=== Brano citato ===
★ ★ ★ ★

Ho cominciato con l’arrabbiarmi, come penso faccia qualsiasi persona che si trovi cieca da un momento all’altro, anche se preparata…la rabbia della paura.
Ero furente con ciò che mi vedevo vorticare intorno, ero furente con chi non mi aveva detto quanto poteva essere abbagliante il sole in questo cortile brasiliano, ero furente per il mio dolore provocato dall’essere lontana da casa, la sporcizia, la trascuratezza, la rassegnazione attiva dei missionari, ero furente perchè capivo una parola su dieci, perchè ero sicura che una sola possibilità in più avrebbe cambiato interamente l’esistenza di queste persone, ero furente perché il mio bisogno di contatto fisico doveva rimanere nascosto e silenzioso per non essere frainteso, ero arrabbiata sopra ogni altra cosa perché forse si sarebbe chiuso il progetto su cui, inevitabilmente, avevo fantasticato per mesi…
In tutto quel dolore e in tutta quella fatica nel comunicare anche con gli italiani presenti da anni qui, ho cominciato a mangiare, tanto, in continuazione…per riempire il vuoto e la delusione di non essere all’altezza, che mi stavano divorando dentro. Ero frustrata e sofferente, finchè questo mio attaccarmi al cibo e alle voci lontane di chi mi vuole bene, mi hanno spaventato ed è lì che mi sono ribellata.

★ ★ ★ ★

=== Attività da svolgere ===
- a) Trascrivi dal brano sul cortile brasiliano la parte che si apre con le parole "Ho cominciato con" e si chiude con "rabbia della paura.".
- b) Stabilisci se ciascuna affermazione concorda con il brano sul cortile brasiliano e motiva la risposta citando le parole decisive: (i) chi scrive capiva una parola su dieci; (ii) il sole nel cortile era debole; (iii) per riempire il vuoto chi scrive ha smesso di mangiare.
- c) Riprendi il brano sul cortile brasiliano e prosegui il racconto dopo l'ultima frase riportata.
Il materiale riportato qui di seguito proviene da una fonte diversa.

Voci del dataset
★ ★ ★ ★

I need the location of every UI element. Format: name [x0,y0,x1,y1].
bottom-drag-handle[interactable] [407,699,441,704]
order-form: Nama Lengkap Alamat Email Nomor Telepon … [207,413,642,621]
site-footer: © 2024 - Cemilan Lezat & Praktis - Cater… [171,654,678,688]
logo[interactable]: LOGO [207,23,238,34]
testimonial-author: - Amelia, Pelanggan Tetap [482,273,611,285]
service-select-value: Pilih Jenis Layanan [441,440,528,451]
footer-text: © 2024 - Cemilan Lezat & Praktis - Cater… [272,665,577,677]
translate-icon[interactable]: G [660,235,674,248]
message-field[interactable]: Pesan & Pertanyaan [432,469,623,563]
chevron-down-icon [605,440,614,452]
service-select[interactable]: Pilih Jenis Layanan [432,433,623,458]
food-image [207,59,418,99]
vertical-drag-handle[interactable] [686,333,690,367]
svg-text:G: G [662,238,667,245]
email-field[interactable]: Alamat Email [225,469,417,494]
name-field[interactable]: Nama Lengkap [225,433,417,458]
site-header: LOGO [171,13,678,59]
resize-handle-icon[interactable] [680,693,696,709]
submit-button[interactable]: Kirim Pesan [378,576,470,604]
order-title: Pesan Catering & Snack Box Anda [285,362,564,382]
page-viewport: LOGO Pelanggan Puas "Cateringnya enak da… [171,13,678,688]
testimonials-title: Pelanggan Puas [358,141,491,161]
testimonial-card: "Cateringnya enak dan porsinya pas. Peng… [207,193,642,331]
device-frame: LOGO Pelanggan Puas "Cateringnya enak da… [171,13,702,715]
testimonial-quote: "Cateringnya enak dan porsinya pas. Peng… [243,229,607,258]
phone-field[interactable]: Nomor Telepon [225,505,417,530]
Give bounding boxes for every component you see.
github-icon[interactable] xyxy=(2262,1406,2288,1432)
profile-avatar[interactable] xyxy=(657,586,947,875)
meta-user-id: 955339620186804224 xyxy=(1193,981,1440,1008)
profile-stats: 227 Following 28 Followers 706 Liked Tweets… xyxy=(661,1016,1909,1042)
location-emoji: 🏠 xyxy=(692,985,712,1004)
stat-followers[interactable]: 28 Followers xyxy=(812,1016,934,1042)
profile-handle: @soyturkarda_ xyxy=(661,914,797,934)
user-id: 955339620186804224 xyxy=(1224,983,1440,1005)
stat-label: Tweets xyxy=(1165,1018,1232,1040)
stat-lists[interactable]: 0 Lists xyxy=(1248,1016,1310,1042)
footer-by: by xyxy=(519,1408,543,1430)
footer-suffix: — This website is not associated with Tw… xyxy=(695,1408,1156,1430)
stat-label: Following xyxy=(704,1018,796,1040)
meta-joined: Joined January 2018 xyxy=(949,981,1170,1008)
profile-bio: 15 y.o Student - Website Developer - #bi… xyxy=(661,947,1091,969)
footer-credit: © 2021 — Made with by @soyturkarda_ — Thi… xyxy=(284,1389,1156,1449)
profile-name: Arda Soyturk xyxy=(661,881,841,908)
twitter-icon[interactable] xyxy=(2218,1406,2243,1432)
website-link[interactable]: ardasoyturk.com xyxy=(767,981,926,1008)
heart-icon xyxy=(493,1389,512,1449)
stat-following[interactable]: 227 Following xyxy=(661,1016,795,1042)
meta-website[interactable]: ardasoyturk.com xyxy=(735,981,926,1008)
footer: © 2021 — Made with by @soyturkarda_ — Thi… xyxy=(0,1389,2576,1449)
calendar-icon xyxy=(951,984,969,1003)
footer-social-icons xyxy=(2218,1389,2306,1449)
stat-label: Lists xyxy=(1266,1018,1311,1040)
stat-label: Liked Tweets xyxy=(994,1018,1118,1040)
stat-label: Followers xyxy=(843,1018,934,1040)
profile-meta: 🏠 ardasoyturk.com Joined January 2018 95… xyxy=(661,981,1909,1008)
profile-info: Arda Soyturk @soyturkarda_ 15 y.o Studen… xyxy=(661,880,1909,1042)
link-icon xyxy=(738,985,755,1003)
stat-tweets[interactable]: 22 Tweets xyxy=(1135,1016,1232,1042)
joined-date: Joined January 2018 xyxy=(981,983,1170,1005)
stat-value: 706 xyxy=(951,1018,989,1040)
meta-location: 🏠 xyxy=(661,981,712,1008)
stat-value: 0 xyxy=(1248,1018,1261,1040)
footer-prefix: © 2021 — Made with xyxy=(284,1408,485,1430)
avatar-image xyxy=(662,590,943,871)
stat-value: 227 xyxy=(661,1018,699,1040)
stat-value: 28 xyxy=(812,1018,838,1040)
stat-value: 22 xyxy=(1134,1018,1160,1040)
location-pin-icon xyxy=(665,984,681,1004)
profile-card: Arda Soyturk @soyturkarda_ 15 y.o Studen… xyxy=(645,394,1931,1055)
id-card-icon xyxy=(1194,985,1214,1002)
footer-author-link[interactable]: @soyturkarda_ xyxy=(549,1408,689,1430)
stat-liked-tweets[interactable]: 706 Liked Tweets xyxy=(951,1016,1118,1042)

★ ★ ★ ★

=== Soluzioni dell'esercizio ===
- a)
Ho cominciato con l’arrabbiarmi, come penso faccia qualsiasi persona che si trovi cieca da un momento all’altro, anche se preparata…la rabbia della paura.

- b)
(i) Sì: "ero furente perchè capivo una parola su dieci".
(ii) No: "quanto poteva essere abbagliante il sole in questo cortile brasiliano".
(iii) No: "ho cominciato a mangiare, tanto, in continuazione…per riempire il vuoto".

- c)
Innanzi tutto mi sono sganciata dalle mie compagne di viaggio, anche se preziose come l’oro in quei primi giorni, mi accorgevo sempre più che il bisogno di comunicare il disappunto di tutte e tre stava diventando una malattia polemica cronica…ho preso lo zaino e con paura mi sono allontanata da loro e macchie colorate si sono fatte spazio nella mia visuale. Mi sono chiusa nel silenzio dell’ascolto e in un non facile sorriso di chi ha bisogno, e tutto è stato più semplice…il cielo e la luce meravigliosa del Brasile sono entrate prepotentemente nei miei occhi, così come le palme, i banani, il verde potente e la grandezza silenziosa dei fiumi che arrivano da lontano. Gli sguardi orgogliosi dei bambini e delle ragazze madri con cui ho condiviso casa e cibo hanno acquisito un senso e le loro storie sono scolpite nel mio cuore e nella mia indignazione per sempre, l’aspetto burbero e i modi un po’ rudi dei missionari italiani sono diventati la buccia gustosa di un limone profumato…

E i miei occhi… i miei occhi adesso guardano la Casa della Gioventù in cui ho cominciato finalmente a lavorare con speranza e trepidazione perché, nonostante la coriacea diffidenza che le persone che da anni lavorano qui hanno nei confronti delle meteore bianche come noi, sento che questo posto brulica di idee, di potenziale, del ritmo dei cuori che credono in questo progetto.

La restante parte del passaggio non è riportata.